#### [WORK TO DO]
Each entry below is to be transcribed exactly.

Saved entries
::::::

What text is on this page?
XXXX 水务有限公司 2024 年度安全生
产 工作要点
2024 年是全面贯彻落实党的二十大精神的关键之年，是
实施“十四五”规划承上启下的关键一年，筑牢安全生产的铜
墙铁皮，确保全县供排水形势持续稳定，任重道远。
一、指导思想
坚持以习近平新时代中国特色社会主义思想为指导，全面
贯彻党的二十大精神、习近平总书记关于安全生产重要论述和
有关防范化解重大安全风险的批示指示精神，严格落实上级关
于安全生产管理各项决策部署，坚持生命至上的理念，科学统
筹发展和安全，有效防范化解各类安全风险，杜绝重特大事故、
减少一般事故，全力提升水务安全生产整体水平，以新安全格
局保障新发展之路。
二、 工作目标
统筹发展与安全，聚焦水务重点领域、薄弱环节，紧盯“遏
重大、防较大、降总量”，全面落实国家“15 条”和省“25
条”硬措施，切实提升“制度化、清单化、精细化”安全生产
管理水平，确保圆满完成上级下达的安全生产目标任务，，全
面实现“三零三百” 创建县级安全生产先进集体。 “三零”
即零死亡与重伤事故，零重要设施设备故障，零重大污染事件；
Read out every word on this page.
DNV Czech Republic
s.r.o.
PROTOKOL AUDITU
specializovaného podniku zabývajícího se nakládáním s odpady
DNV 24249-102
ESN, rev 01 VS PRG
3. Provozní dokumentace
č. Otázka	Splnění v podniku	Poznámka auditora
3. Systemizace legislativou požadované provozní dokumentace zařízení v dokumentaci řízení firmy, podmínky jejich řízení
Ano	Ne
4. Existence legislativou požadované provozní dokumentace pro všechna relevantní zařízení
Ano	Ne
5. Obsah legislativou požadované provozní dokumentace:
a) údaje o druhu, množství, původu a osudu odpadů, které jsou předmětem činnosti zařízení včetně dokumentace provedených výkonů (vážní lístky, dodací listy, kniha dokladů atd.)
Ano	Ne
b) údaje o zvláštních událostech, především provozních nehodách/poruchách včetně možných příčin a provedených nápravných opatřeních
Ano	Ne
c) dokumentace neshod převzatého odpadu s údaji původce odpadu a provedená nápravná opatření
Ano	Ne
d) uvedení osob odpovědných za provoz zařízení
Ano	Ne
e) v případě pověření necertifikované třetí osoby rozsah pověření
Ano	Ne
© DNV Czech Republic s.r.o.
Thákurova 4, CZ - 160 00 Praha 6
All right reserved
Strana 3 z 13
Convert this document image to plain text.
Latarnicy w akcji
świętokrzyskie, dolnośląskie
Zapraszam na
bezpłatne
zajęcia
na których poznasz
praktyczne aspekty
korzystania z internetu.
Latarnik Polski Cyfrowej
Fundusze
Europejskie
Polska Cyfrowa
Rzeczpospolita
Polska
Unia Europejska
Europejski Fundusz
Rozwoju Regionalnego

::::::

#### [THE RESPONSE]
What text is on this page?
XXXX 水务有限公司 2024 年度安全生
产 工作要点
2024 年是全面贯彻落实党的二十大精神的关键之年，是
实施“十四五”规划承上启下的关键一年，筑牢安全生产的铜
墙铁皮，确保全县供排水形势持续稳定，任重道远。
一、指导思想
坚持以习近平新时代中国特色社会主义思想为指导，全面
贯彻党的二十大精神、习近平总书记关于安全生产重要论述和
有关防范化解重大安全风险的批示指示精神，严格落实上级关
于安全生产管理各项决策部署，坚持生命至上的理念，科学统
筹发展和安全，有效防范化解各类安全风险，杜绝重特大事故、
减少一般事故，全力提升水务安全生产整体水平，以新安全格
局保障新发展之路。
二、 工作目标
统筹发展与安全，聚焦水务重点领域、薄弱环节，紧盯“遏
重大、防较大、降总量”，全面落实国家“15 条”和省“25
条”硬措施，切实提升“制度化、清单化、精细化”安全生产
管理水平，确保圆满完成上级下达的安全生产目标任务，，全
面实现“三零三百” 创建县级安全生产先进集体。 “三零”
即零死亡与重伤事故，零重要设施设备故障，零重大污染事件；
Read out every word on this page.
DNV Czech Republic
s.r.o.
PROTOKOL AUDITU
specializovaného podniku zabývajícího se nakládáním s odpady
DNV 24249-102
ESN, rev 01 VS PRG
3. Provozní dokumentace
č. Otázka	Splnění v podniku	Poznámka auditora
3. Systemizace legislativou požadované provozní dokumentace zařízení v dokumentaci řízení firmy, podmínky jejich řízení
Ano	Ne
4. Existence legislativou požadované provozní dokumentace pro všechna relevantní zařízení
Ano	Ne
5. Obsah legislativou požadované provozní dokumentace:
a) údaje o druhu, množství, původu a osudu odpadů, které jsou předmětem činnosti zařízení včetně dokumentace provedených výkonů (vážní lístky, dodací listy, kniha dokladů atd.)
Ano	Ne
b) údaje o zvláštních událostech, především provozních nehodách/poruchách včetně možných příčin a provedených nápravných opatřeních
Ano	Ne
c) dokumentace neshod převzatého odpadu s údaji původce odpadu a provedená nápravná opatření
Ano	Ne
d) uvedení osob odpovědných za provoz zařízení
Ano	Ne
e) v případě pověření necertifikované třetí osoby rozsah pověření
Ano	Ne
© DNV Czech Republic s.r.o.
Thákurova 4, CZ - 160 00 Praha 6
All right reserved
Strana 3 z 13
Convert this document image to plain text.
Latarnicy w akcji
świętokrzyskie, dolnośląskie
Zapraszam na
bezpłatne
zajęcia
na których poznasz
praktyczne aspekty
korzystania z internetu.
Latarnik Polski Cyfrowej
Fundusze
Europejskie
Polska Cyfrowa
Rzeczpospolita
Polska
Unia Europejska
Europejski Fundusz
Rozwoju Regionalnego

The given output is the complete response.